抜粋テキスト:

⟨

No.10 『Teflon Don』Rick Ross

このアルバムのバックグラウンド的なモノは7月15日の記事にたっぷり載せたので見ていただくとして。

さぁ、大きな期待と一抹の不安をもって迎えられた『Teflon Don』でありますけれども。
どうでしたか。

……なんか、微妙に燃えなかったな。前作よりも普通に劣る気がする。
あんまり単純な二元論で語るのは良くないかもしれないが、前作にて絶妙なところに落とされていたバランスが、今回はいくぶんかハード寄りに偏ってますよね。
かつてはBiggie感覚と呼ばれ、最近ではFloridaバランスと呼ばれる……っていうのは僕の中だけなんですが、せっかく見つけた絶妙なマスコアバランス、いわゆる硬軟のさじ加減を自らみすみす捨てるのは、どうだったのかね。
もちろんハードだろうがヤワだろうが、楽曲が純粋に見事だったら、別に何一つ文句は無いんですけど。
いやいやいや。楽曲、良くないっしょ、大して。


"Super High"は大好きです。時代を越えて愛されるような、大きなクラシックになっていると思います。
他はどうなんだ。とりあえず"Tears Of Joy"は良かったよな。No I.D.による泣きの入ったトラックがブルージーな逸曲で、Cee-Loのしゃがれた声が哀愁的なモノを助長するような。Cee-Lo繋がりか、何となくSantana"Do You Like The Way"を思い出したよ。

で、あとは……何かあったか?

ゴメン、僕には文句タラタラな内容だったよ。

⟩

表示データ:
⟨

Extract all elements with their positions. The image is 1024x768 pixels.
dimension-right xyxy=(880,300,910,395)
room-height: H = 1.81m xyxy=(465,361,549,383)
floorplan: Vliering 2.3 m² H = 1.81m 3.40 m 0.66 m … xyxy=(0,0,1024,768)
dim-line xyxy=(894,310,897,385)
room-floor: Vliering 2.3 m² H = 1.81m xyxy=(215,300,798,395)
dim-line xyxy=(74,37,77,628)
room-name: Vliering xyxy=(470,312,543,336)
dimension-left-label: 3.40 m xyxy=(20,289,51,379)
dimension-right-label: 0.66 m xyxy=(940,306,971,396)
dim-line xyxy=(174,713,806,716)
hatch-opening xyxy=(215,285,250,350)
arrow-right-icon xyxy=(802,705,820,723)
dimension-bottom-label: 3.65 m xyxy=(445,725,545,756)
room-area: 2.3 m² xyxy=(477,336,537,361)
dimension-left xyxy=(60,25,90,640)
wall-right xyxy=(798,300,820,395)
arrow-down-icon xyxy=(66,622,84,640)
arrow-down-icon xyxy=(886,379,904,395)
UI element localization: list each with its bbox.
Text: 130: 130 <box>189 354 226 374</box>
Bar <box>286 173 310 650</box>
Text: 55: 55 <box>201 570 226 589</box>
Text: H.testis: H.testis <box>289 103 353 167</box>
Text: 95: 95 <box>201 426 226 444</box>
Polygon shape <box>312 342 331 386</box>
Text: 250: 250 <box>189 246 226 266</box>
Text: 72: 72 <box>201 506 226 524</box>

⟩

『Teflon Don』のレビューの最後の文に続けて、その先を書いてください。 項目の内容は『Teflon Don』のレビューとは関係がありません。

回答:
一曲ずつ触れていきます。
"I'm Not A Star"からいきなり駄目でしょ。トラックは凡庸だし、何よりフローのチョイスをミスってる。乗っかりきれてないような印象。
"Free Mason"、決して悪くはないけどさ、突き抜けてない。ビートは渋いと言えなくもないがイマイチだし、演者の出来はどうなんだ。なんかなぁ。同じJohn Legend参加なら『The Albert Anastacia EP』に入ってた"Sweet Life"の方がベタで好きだけどな。Jayは普通。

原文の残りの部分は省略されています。